== Record excerpts ==
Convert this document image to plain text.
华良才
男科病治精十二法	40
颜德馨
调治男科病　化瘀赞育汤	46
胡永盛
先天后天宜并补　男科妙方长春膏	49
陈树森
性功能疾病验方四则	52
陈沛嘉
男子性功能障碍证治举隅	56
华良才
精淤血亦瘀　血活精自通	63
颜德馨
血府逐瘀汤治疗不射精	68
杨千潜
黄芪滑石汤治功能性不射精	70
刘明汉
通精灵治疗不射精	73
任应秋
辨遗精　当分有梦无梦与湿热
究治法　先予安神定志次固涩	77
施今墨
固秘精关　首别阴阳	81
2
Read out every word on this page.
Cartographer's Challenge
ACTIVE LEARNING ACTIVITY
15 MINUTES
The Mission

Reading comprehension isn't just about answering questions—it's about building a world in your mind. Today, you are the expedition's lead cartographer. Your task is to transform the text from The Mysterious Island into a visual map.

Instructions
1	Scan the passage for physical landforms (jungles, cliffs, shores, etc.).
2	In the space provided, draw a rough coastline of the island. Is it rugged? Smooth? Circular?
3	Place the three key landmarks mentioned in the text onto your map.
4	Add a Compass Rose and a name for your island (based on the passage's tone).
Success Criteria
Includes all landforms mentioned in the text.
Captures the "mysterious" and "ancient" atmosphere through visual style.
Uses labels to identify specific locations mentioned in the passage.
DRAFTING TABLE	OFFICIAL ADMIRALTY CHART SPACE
===
→ **Set problem**
Quote all the records. Keep every word exact.

→ **Written response**
Convert this document image to plain text.
华良才
男科病治精十二法	40
颜德馨
调治男科病　化瘀赞育汤	46
胡永盛
先天后天宜并补　男科妙方长春膏	49
陈树森
性功能疾病验方四则	52
陈沛嘉
男子性功能障碍证治举隅	56
华良才
精淤血亦瘀　血活精自通	63
颜德馨
血府逐瘀汤治疗不射精	68
杨千潜
黄芪滑石汤治功能性不射精	70
刘明汉
通精灵治疗不射精	73
任应秋
辨遗精　当分有梦无梦与湿热
究治法　先予安神定志次固涩	77
施今墨
固秘精关　首别阴阳	81
2
Read out every word on this page.
Cartographer's Challenge
ACTIVE LEARNING ACTIVITY
15 MINUTES
The Mission

Reading comprehension isn't just about answering questions—it's about building a world in your mind. Today, you are the expedition's lead cartographer. Your task is to transform the text from The Mysterious Island into a visual map.

Instructions
1	Scan the passage for physical landforms (jungles, cliffs, shores, etc.).
2	In the space provided, draw a rough coastline of the island. Is it rugged? Smooth? Circular?
3	Place the three key landmarks mentioned in the text onto your map.
4	Add a Compass Rose and a name for your island (based on the passage's tone).
Success Criteria
Includes all landforms mentioned in the text.
Captures the "mysterious" and "ancient" atmosphere through visual style.
Uses labels to identify specific locations mentioned in the passage.
DRAFTING TABLE	OFFICIAL ADMIRALTY CHART SPACE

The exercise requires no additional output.